Stored records:
_ _ _ _

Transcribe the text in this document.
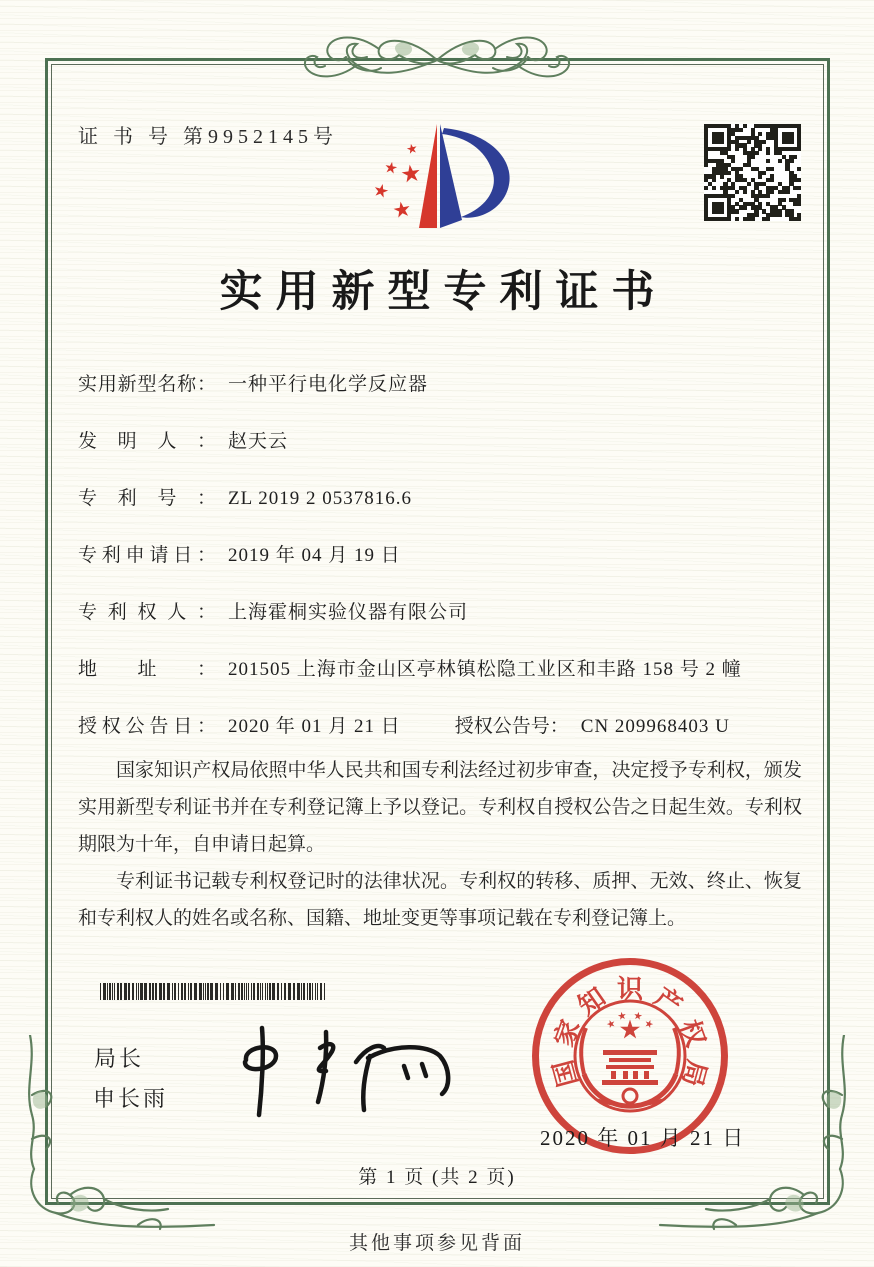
证 书 号 第9952145号
实用新型专利证书
实用新型名称： 一种平行电化学反应器
发明人： 赵天云
专利号： ZL 2019 2 0537816.6
专利申请日： 2019 年 04 月 19 日
专利权人： 上海霍桐实验仪器有限公司
地址： 201505 上海市金山区亭林镇松隐工业区和丰路 158 号 2 幢
授权公告日： 2020 年 01 月 21 日	授权公告号： CN 209968403 U

国家知识产权局依照中华人民共和国专利法经过初步审查，决定授予专利权，颁发实用新型专利证书并在专利登记簿上予以登记。专利权自授权公告之日起生效。专利权期限为十年，自申请日起算。

专利证书记载专利权登记时的法律状况。专利权的转移、质押、无效、终止、恢复和专利权人的姓名或名称、国籍、地址变更等事项记载在专利登记簿上。

局长
申长雨
国
家
知 识 产
权
局
2020 年 01 月 21 日
第 1 页 (共 2 页)
其他事项参见背面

_ _ _ _

» Stated problem: Transcribe the whole listing exactly. Pictures are excluded.

» Result:
Transcribe the text in this document.
证 书 号 第9952145号
实用新型专利证书
实用新型名称： 一种平行电化学反应器
发明人： 赵天云
专利号： ZL 2019 2 0537816.6
专利申请日： 2019 年 04 月 19 日
专利权人： 上海霍桐实验仪器有限公司
地址： 201505 上海市金山区亭林镇松隐工业区和丰路 158 号 2 幢
授权公告日： 2020 年 01 月 21 日	授权公告号： CN 209968403 U

国家知识产权局依照中华人民共和国专利法经过初步审查，决定授予专利权，颁发实用新型专利证书并在专利登记簿上予以登记。专利权自授权公告之日起生效。专利权期限为十年，自申请日起算。

专利证书记载专利权登记时的法律状况。专利权的转移、质押、无效、终止、恢复和专利权人的姓名或名称、国籍、地址变更等事项记载在专利登记簿上。

局长
申长雨
国
家
知 识 产
权
局
2020 年 01 月 21 日
第 1 页 (共 2 页)
其他事项参见背面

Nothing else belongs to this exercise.